:: Задания ::
1/ Перепишите из отрывка о книгах фрагмент без изменений: начните со слов «Мой экземпляр книги» и закончите словами «глазам будущего читателя.».
2/ Где, согласно отрывку о книгах, в Соединенных Штатах еще можно найти Библию, помимо библиотек?
3/ Напишите продолжение отрывка о книгах, начиная сразу после его последнего предложения.

:: Избранный отрывок ::
····················

Мой экземпляр книги Армстронг исчеркан вдоль и поперек, потому что история Библии кажется мне завораживающей. Ее путь от рукописных свитков до томика, который есть во всех библиотеках (а в Соединенных Штатах – еще и в ящиках прикроватных тумбочек всех отелей). Ее удивительная эволюция: сначала это были тексты с описательным и историческим посылом, то есть нехудожественные; потом они превратились в священную антологию, то есть в художественные, маскирующиеся под нехудожественные; и, наконец, была признана их символическая художественность, то есть не художественная, а маскирующаяся под нее. Но помимо этих прочтений, требующих консенсуса между теологами, Библию можно читать как поэзию, как эпос, как роман или книгу по самопомощи, потому что все классики приспосабливаются к глазам будущего читателя.
Я не могу представить себе, чтобы в моей библиотеке были книги, в которых нельзя подчеркивать. Или загибать уголки страниц. Нельзя давать почитать. Складывать в стопку. Носить на лекции. Читать в метро или в кафе. Или даже терять. Для меня это и есть библиофилия – критическая и разделенная любовь к книгам, к их истории и к их историям, к их языку, к их способности к интеллектуальному, психологическому, моральному и духовному проникновению. Поэтому я не понимаю другую библиофилию – любовь к коллекционированию хрупких, дорогих и редких изданий. Книг, которые нужно открывать в тканевых перчатках, которые нельзя дать почитать другу, а должно прятать, как сокровище (говоря про себя с искаженным алчностью лицом: «Моя прелесть…»).

····················

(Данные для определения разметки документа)

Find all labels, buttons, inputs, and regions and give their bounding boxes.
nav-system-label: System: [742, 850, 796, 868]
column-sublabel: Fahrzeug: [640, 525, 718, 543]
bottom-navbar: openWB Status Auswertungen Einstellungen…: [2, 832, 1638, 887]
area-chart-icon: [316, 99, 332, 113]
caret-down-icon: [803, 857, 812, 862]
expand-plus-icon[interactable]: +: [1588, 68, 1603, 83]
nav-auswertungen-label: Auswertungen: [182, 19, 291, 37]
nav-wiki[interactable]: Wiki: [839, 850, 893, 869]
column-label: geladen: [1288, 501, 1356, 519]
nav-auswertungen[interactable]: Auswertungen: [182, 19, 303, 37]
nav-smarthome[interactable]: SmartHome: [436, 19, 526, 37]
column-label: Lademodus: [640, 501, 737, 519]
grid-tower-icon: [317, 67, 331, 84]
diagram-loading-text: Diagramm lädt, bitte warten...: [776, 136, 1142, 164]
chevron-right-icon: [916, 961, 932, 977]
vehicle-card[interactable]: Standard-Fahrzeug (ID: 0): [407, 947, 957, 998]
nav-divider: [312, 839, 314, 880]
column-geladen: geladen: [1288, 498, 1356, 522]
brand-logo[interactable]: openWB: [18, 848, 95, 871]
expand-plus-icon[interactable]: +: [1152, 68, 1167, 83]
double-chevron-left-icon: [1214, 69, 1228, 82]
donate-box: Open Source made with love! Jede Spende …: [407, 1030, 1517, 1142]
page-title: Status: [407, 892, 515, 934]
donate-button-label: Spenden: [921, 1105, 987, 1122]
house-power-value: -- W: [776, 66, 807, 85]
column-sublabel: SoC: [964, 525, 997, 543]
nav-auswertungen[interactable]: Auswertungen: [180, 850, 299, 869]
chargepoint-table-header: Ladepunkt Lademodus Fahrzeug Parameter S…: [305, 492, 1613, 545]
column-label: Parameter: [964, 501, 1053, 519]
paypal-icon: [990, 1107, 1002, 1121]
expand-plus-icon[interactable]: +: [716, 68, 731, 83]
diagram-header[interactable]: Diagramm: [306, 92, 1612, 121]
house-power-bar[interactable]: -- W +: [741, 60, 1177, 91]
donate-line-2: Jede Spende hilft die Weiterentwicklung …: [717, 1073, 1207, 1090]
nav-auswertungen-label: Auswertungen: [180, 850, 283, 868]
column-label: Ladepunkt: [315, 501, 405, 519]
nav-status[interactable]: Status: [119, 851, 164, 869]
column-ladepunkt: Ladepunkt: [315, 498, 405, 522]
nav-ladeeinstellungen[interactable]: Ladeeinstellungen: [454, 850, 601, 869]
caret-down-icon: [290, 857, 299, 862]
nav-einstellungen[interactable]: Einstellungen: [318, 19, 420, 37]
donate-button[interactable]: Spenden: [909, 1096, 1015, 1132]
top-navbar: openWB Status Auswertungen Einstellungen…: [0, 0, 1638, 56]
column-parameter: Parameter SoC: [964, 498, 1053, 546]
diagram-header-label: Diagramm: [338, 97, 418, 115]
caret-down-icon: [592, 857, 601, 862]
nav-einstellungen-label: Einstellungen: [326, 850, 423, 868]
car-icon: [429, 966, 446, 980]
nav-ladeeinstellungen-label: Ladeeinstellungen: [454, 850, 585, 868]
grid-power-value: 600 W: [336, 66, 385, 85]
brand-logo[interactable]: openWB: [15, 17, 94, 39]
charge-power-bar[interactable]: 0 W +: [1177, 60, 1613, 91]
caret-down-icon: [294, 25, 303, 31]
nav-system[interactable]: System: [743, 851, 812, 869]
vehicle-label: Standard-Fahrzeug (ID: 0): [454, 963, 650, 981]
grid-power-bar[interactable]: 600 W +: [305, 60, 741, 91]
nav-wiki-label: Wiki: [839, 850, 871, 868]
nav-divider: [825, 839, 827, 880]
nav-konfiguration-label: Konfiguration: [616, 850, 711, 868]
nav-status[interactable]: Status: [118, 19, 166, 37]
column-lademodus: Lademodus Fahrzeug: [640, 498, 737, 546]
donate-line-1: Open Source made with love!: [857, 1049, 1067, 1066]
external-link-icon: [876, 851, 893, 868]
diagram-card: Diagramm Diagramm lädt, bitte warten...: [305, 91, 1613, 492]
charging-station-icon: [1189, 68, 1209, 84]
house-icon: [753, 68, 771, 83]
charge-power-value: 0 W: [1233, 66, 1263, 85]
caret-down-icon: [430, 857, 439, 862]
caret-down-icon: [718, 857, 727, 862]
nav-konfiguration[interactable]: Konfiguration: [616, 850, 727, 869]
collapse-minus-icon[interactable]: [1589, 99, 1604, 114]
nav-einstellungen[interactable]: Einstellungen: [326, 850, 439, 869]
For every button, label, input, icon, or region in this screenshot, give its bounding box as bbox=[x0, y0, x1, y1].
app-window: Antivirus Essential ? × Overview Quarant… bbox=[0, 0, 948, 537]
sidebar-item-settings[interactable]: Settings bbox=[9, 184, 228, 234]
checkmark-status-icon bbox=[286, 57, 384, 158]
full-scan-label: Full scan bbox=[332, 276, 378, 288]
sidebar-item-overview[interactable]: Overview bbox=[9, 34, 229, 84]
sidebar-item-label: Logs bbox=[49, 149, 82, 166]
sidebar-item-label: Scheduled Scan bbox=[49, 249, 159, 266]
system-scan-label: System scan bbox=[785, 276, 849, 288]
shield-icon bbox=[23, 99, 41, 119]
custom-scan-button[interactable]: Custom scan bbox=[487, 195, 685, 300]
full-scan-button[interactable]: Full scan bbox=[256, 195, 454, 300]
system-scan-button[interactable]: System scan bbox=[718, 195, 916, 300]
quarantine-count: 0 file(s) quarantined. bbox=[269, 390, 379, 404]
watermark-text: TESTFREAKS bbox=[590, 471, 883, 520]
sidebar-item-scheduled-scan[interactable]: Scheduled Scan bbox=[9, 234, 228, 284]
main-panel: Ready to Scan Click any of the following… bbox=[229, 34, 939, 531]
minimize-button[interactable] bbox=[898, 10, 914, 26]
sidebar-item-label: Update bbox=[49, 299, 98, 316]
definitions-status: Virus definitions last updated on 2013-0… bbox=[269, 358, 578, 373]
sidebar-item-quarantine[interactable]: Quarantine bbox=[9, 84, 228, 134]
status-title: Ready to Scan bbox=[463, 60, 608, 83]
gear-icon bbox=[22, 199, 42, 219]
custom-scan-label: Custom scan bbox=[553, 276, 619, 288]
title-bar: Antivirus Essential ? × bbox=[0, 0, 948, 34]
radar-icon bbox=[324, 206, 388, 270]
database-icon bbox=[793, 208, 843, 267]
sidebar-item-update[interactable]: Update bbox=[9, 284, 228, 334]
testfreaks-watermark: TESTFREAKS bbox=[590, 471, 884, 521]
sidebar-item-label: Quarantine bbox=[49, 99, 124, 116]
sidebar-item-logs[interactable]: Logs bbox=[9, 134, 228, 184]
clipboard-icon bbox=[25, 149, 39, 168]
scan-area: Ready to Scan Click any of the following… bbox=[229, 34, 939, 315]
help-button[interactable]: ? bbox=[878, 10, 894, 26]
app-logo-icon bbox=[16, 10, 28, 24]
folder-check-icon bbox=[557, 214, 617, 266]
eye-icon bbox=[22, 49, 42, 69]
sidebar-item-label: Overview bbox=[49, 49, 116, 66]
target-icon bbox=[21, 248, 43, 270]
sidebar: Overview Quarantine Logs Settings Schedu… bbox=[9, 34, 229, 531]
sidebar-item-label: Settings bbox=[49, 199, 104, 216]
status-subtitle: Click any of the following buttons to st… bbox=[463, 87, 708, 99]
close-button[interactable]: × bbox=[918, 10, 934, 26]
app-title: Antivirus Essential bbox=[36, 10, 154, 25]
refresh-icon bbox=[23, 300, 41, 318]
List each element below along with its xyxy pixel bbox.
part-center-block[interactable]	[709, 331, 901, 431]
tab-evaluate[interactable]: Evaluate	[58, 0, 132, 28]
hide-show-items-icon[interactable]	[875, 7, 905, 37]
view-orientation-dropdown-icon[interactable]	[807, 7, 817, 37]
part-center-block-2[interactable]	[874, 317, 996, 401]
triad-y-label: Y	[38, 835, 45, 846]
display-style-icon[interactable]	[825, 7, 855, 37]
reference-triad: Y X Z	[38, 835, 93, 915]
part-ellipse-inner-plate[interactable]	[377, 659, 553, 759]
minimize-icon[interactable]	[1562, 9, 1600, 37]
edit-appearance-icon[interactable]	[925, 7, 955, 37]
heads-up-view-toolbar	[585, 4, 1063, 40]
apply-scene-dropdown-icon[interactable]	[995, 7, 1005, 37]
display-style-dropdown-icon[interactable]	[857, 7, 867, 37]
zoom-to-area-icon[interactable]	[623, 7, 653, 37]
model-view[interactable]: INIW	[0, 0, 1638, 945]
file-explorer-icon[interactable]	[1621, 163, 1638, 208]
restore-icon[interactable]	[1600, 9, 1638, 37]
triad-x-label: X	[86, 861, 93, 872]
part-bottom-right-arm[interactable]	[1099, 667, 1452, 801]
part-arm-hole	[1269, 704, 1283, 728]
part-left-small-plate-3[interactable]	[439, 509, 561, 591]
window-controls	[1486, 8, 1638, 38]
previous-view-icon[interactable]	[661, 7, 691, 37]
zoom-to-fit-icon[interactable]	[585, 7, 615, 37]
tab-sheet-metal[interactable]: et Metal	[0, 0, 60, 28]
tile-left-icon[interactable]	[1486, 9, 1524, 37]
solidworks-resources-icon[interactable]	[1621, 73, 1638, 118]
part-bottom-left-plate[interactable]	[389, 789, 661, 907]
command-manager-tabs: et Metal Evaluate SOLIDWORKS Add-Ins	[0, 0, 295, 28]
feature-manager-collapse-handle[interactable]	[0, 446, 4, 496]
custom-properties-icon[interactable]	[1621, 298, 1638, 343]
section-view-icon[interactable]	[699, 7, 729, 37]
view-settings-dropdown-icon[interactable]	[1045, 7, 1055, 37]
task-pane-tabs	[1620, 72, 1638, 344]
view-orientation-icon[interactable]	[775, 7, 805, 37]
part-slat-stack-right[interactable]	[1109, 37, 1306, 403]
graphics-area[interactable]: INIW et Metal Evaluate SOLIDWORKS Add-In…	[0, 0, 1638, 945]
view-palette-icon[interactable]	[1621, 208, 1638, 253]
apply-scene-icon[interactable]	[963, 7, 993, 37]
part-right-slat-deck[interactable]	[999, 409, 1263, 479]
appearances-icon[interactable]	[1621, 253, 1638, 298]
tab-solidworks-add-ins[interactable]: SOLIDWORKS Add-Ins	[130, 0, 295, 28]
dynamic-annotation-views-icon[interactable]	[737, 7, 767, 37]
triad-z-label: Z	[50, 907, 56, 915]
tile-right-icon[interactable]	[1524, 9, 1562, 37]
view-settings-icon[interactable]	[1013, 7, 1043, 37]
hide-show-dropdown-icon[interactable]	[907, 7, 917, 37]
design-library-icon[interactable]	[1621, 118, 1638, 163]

····················

:: Ваши ответы ::
1/
Мой экземпляр книги Армстронг исчеркан вдоль и поперек, потому что история Библии кажется мне завораживающей. Ее путь от рукописных свитков до томика, который есть во всех библиотеках (а в Соединенных Штатах – еще и в ящиках прикроватных тумбочек всех отелей). Ее удивительная эволюция: сначала это были тексты с описательным и историческим посылом, то есть нехудожественные; потом они превратились в священную антологию, то есть в художественные, маскирующиеся под нехудожественные; и, наконец, была признана их символическая художественность, то есть не художественная, а маскирующаяся под нее. Но помимо этих прочтений, требующих консенсуса между теологами, Библию можно читать как поэзию, как эпос, как роман или книгу по самопомощи, потому что все классики приспосабливаются к глазам будущего читателя.

2/ В ящиках прикроватных тумбочек всех отелей.

3/
Во времена Французской революции аристократов нередко «вычисляли» по их библиотекам. Кожаные переплеты, часто подписанные большими мастерами, были дорогими, как и черное дерево шкафов. Кондорсе мог бы спастись от гибели, если бы избавился от своего драгоценного томика Горация с печатью королевской типографии, который выдавал в нем фальшивого республиканца. Первым делом революционеры в конфискуемых библиотеках срывали с книг переплеты – пышные, тяжелые, монументальные, полная противоположность легкости и удобству, которые располагают к чтению.
С тех пор миллионы читателей смогли позволить себе завести личную библиотеку. Библиотеку (как ее верное отражение – книжные магазины) разнообразную по стилю и по виду, с изданиями в суперобложках с клапанами и без, разных размеров и цветов, словно бы идея современной библиотеки всё еще стремилась удалиться от образа тех благородных библиотек, в которых все экземпляры были переплетены исключительно по вкусу владельца, а не в соответствии с многообразием ее авторов и издателей. Демократичную библиотеку, где любовь к чтению, желание развлечься или тяга к знанию господствуют над любыми масками вместилища, которые, хотя и являются свидетельствами мастерства и культурной традиции, отвлекают от того, что действительно важно, – от содержания.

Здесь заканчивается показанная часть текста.